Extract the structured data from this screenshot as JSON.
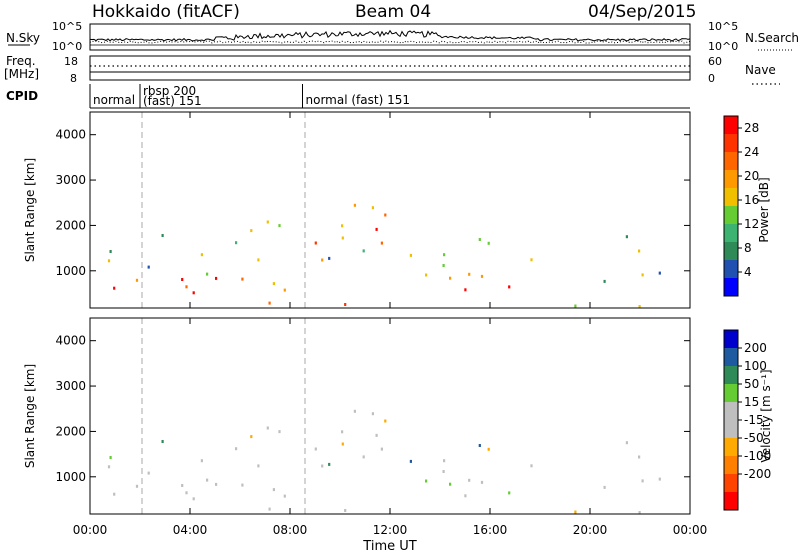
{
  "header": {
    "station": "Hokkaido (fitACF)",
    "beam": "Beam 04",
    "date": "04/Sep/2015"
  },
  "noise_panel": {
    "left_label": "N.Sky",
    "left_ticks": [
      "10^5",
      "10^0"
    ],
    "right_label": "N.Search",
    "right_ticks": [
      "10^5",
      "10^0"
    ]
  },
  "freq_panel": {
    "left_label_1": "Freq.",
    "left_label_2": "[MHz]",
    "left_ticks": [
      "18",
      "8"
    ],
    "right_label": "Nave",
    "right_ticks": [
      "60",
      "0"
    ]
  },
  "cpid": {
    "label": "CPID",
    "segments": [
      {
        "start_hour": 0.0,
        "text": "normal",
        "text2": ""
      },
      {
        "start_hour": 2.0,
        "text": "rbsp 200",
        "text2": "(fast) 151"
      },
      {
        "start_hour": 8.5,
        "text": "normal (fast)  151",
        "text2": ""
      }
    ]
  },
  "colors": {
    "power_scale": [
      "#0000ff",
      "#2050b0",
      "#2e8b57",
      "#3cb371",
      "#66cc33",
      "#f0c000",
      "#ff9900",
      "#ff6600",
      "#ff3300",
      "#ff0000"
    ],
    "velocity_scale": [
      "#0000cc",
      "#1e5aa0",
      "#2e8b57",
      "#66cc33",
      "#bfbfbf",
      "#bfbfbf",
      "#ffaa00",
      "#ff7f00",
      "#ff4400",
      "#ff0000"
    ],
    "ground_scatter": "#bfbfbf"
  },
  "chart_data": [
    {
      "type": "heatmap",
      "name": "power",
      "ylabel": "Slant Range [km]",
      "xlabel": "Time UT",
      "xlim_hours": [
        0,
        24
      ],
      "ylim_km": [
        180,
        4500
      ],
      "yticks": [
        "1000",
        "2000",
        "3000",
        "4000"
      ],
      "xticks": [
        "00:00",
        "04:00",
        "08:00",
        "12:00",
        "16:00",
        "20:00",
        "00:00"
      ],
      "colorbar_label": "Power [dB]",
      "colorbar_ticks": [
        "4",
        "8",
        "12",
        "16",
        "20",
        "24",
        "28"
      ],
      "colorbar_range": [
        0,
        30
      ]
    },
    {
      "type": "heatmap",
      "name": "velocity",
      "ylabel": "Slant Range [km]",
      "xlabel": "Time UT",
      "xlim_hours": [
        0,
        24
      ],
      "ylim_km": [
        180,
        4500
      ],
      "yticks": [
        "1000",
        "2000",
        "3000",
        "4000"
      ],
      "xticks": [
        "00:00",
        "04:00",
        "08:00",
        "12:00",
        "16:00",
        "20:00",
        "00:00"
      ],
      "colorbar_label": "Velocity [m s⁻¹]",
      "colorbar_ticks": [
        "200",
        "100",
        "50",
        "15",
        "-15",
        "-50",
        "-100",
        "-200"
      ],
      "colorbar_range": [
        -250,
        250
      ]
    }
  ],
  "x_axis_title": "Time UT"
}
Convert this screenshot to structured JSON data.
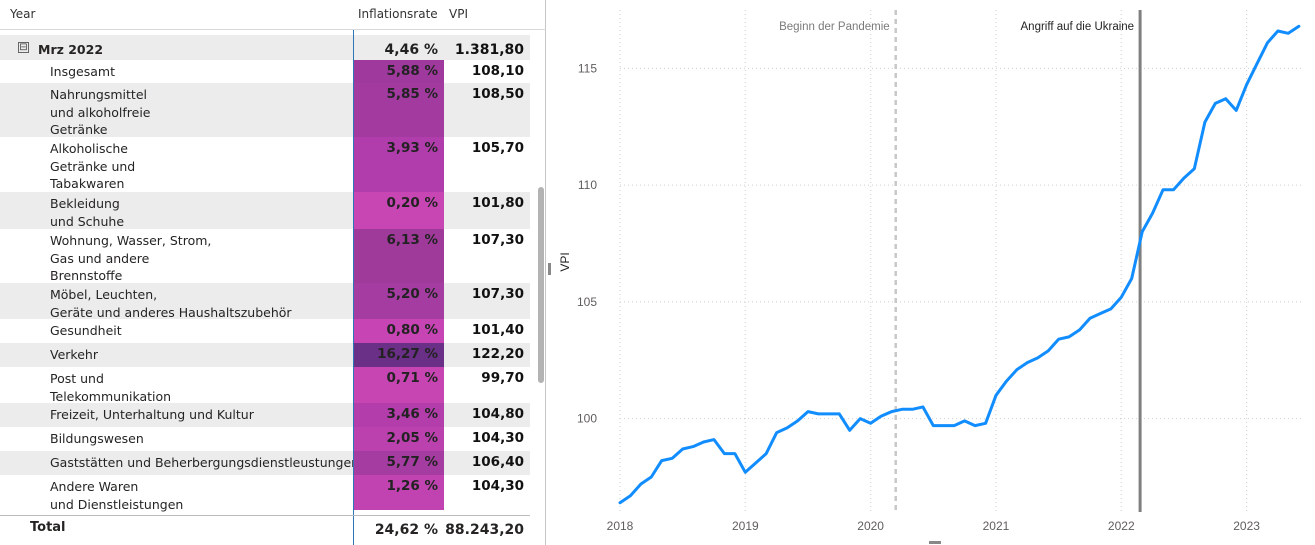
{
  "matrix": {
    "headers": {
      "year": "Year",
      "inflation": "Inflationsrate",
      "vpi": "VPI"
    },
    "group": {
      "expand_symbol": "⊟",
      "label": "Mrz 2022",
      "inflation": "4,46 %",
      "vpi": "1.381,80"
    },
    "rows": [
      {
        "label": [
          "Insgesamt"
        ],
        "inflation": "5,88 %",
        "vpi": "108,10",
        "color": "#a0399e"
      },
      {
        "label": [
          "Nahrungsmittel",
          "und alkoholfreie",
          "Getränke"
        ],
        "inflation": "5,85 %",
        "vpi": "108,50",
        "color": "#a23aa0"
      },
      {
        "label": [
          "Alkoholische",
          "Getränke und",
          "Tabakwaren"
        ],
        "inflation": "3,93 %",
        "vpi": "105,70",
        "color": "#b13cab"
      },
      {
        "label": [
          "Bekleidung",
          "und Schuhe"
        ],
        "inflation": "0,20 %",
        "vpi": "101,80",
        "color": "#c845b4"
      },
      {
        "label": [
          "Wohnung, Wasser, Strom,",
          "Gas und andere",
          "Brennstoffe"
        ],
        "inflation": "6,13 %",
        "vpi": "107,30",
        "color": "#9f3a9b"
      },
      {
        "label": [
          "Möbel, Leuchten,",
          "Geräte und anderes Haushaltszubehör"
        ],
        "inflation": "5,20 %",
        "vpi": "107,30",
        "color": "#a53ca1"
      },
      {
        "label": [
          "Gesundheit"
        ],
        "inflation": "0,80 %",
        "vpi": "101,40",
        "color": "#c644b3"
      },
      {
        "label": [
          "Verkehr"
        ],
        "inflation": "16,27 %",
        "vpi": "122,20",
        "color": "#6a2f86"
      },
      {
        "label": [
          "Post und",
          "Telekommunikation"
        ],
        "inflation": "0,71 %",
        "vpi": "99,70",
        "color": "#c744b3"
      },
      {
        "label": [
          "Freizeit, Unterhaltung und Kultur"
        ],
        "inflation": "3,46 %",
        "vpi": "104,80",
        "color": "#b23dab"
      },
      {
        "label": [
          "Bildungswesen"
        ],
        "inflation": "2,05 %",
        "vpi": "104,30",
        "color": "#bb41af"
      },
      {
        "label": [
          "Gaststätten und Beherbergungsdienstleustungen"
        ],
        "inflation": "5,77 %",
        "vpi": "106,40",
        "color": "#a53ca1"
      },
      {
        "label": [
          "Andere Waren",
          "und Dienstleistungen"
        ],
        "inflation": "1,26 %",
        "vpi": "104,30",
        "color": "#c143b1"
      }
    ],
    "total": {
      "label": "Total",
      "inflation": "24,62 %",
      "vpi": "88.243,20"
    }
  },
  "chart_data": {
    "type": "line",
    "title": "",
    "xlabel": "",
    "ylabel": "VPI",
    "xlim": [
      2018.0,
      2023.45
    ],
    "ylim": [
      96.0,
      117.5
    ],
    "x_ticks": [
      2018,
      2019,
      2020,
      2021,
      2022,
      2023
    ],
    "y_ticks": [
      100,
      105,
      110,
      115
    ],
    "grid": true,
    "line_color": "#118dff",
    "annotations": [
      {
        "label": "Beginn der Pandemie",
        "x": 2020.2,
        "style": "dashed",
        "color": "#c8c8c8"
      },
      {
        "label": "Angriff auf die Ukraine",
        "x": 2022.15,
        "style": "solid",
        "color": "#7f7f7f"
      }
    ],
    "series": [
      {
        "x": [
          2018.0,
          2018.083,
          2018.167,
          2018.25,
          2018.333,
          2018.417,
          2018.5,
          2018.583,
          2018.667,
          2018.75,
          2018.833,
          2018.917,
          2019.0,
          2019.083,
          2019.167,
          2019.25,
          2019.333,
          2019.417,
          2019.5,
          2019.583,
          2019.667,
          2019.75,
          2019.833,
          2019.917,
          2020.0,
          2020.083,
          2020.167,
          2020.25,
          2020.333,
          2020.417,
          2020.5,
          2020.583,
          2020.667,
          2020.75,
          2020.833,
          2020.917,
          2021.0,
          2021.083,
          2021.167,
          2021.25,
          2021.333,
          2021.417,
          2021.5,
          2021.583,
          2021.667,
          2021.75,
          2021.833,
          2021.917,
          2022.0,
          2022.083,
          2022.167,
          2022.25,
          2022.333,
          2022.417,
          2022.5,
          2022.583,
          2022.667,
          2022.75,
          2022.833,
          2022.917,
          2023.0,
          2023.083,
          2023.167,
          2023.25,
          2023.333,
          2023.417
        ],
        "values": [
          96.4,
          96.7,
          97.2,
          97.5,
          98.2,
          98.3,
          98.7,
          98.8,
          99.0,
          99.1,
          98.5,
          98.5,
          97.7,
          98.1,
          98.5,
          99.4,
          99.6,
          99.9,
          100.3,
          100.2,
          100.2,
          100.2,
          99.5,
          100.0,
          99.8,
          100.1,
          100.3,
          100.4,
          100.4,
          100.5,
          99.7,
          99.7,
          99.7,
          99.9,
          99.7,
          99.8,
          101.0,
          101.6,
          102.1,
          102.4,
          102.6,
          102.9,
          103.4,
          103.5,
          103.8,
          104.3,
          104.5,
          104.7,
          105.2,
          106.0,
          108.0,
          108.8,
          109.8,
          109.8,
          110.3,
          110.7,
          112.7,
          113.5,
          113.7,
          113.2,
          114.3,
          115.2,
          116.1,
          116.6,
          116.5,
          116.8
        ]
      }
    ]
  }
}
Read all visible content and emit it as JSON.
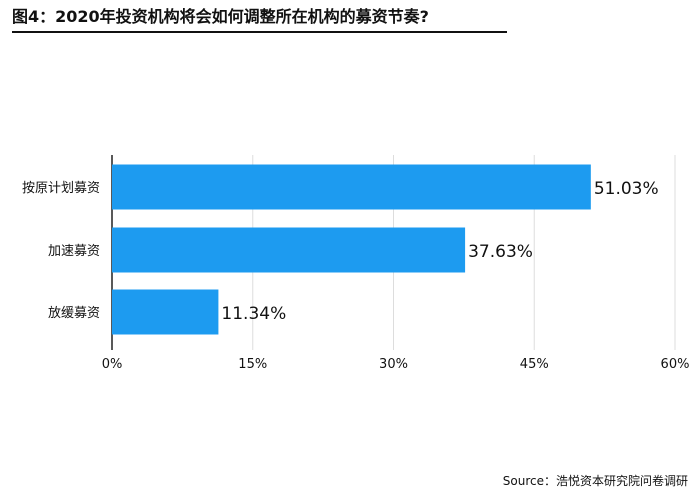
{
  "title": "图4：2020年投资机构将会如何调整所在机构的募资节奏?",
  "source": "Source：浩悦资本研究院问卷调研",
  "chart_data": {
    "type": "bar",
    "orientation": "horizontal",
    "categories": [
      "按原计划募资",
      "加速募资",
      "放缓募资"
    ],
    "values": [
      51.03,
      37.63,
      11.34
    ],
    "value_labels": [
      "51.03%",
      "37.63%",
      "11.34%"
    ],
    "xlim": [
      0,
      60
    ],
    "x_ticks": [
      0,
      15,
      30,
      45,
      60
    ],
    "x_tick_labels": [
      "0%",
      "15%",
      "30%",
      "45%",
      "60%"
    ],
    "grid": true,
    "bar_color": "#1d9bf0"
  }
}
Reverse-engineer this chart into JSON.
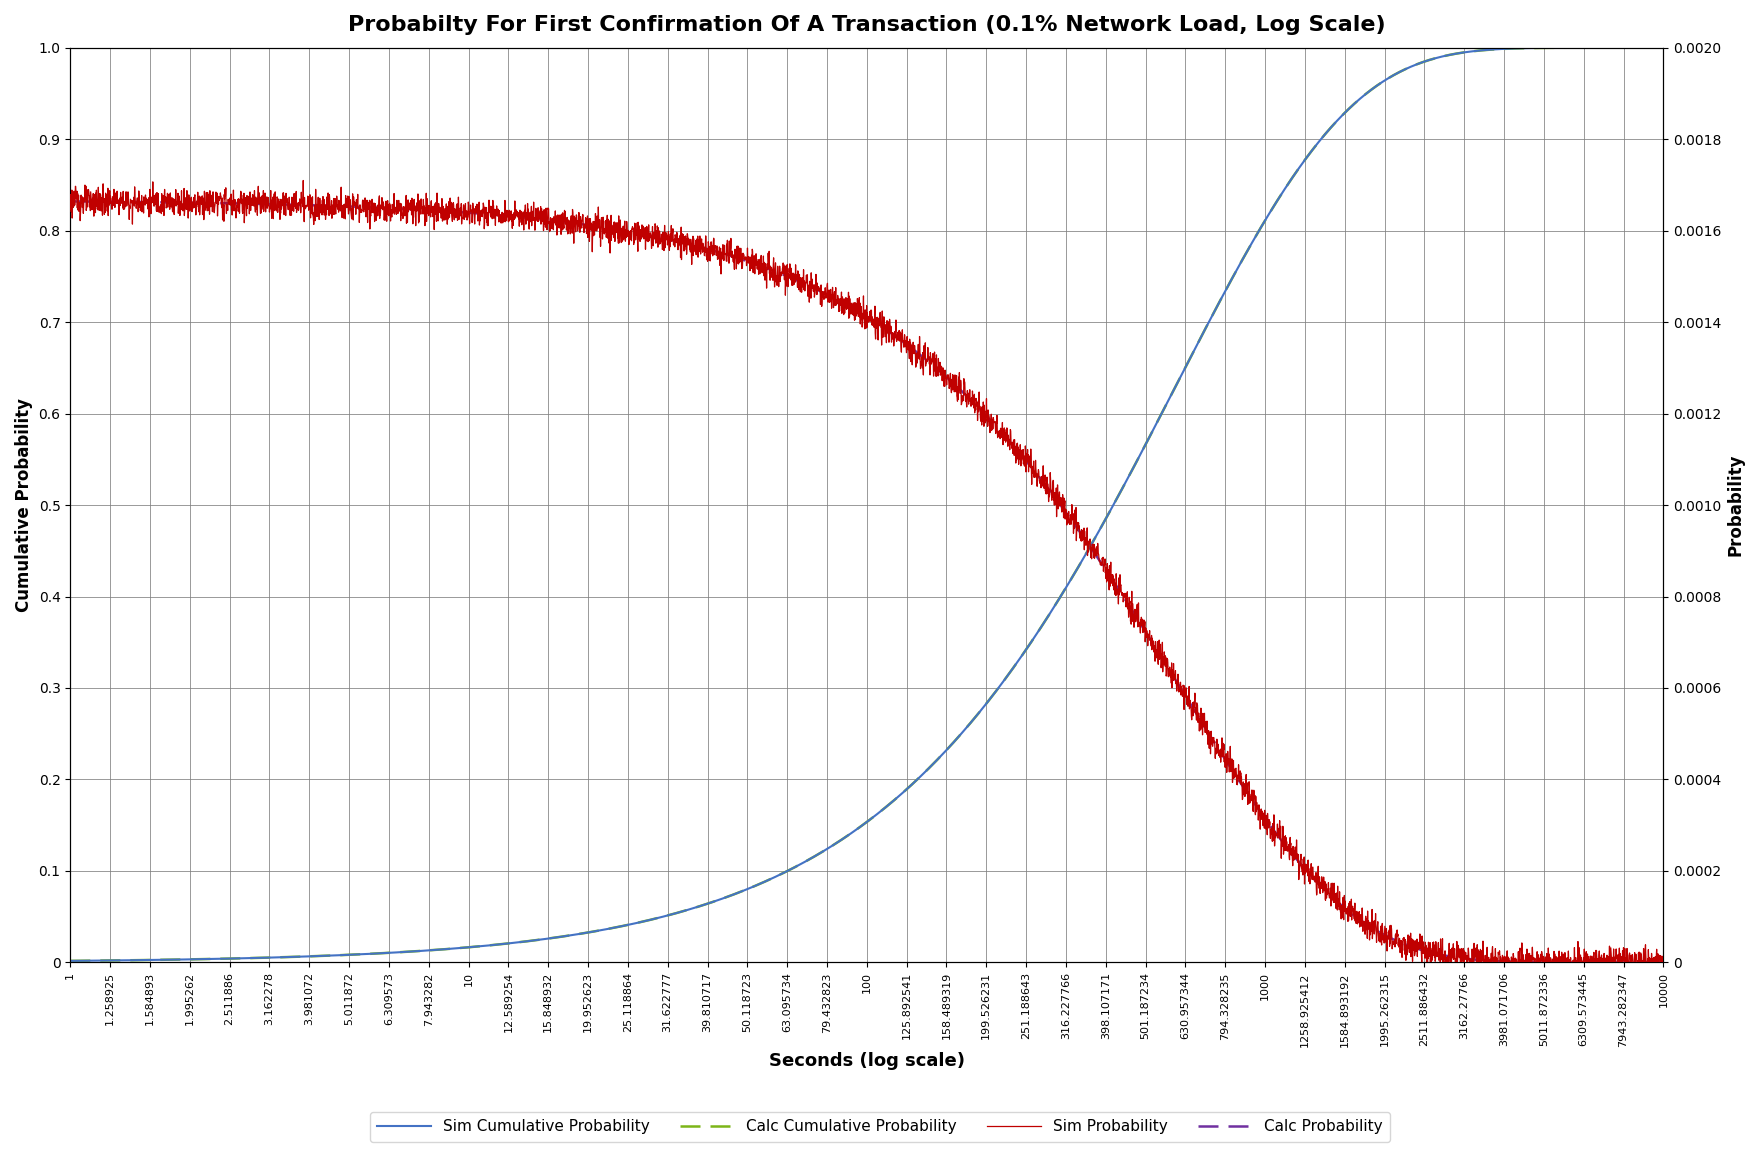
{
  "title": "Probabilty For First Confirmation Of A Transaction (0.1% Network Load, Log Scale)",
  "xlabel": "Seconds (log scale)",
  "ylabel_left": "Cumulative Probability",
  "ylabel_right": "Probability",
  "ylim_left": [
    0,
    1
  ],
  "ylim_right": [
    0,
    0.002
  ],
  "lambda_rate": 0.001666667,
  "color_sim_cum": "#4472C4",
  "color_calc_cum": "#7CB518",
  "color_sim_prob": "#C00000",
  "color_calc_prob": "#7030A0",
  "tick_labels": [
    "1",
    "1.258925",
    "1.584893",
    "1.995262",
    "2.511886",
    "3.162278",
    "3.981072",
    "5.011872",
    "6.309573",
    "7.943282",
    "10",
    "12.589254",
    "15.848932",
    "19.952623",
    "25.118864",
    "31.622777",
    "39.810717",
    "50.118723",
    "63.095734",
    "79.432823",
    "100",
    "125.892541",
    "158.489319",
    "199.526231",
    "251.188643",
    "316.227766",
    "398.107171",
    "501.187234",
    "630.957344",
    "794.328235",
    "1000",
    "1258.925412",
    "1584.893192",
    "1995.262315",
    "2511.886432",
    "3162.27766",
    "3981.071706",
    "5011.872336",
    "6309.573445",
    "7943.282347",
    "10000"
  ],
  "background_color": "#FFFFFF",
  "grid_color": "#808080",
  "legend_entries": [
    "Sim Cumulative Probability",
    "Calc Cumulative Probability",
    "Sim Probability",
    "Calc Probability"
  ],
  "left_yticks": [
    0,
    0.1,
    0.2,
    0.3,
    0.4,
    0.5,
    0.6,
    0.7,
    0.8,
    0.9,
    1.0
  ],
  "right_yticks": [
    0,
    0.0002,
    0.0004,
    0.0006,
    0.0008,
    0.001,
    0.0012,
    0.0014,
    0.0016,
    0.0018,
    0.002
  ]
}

EXERCISE DIRECTIONS = Produce an exact reproduction of the lines from the line containing "Reverse-engineer this chart into JSON." through the last line of the records. Any picture is left out.

OUTPUT OF THE EXERCISE =
Reverse-engineer this chart into JSON.
{
  "title": "Probabilty For First Confirmation Of A Transaction (0.1% Network Load, Log Scale)",
  "xlabel": "Seconds (log scale)",
  "ylabel_left": "Cumulative Probability",
  "ylabel_right": "Probability",
  "ylim_left": [
    0,
    1
  ],
  "ylim_right": [
    0,
    0.002
  ],
  "lambda_rate": 0.001666667,
  "color_sim_cum": "#4472C4",
  "color_calc_cum": "#7CB518",
  "color_sim_prob": "#C00000",
  "color_calc_prob": "#7030A0",
  "tick_labels": [
    "1",
    "1.258925",
    "1.584893",
    "1.995262",
    "2.511886",
    "3.162278",
    "3.981072",
    "5.011872",
    "6.309573",
    "7.943282",
    "10",
    "12.589254",
    "15.848932",
    "19.952623",
    "25.118864",
    "31.622777",
    "39.810717",
    "50.118723",
    "63.095734",
    "79.432823",
    "100",
    "125.892541",
    "158.489319",
    "199.526231",
    "251.188643",
    "316.227766",
    "398.107171",
    "501.187234",
    "630.957344",
    "794.328235",
    "1000",
    "1258.925412",
    "1584.893192",
    "1995.262315",
    "2511.886432",
    "3162.27766",
    "3981.071706",
    "5011.872336",
    "6309.573445",
    "7943.282347",
    "10000"
  ],
  "background_color": "#FFFFFF",
  "grid_color": "#808080",
  "legend_entries": [
    "Sim Cumulative Probability",
    "Calc Cumulative Probability",
    "Sim Probability",
    "Calc Probability"
  ],
  "left_yticks": [
    0,
    0.1,
    0.2,
    0.3,
    0.4,
    0.5,
    0.6,
    0.7,
    0.8,
    0.9,
    1.0
  ],
  "right_yticks": [
    0,
    0.0002,
    0.0004,
    0.0006,
    0.0008,
    0.001,
    0.0012,
    0.0014,
    0.0016,
    0.0018,
    0.002
  ]
}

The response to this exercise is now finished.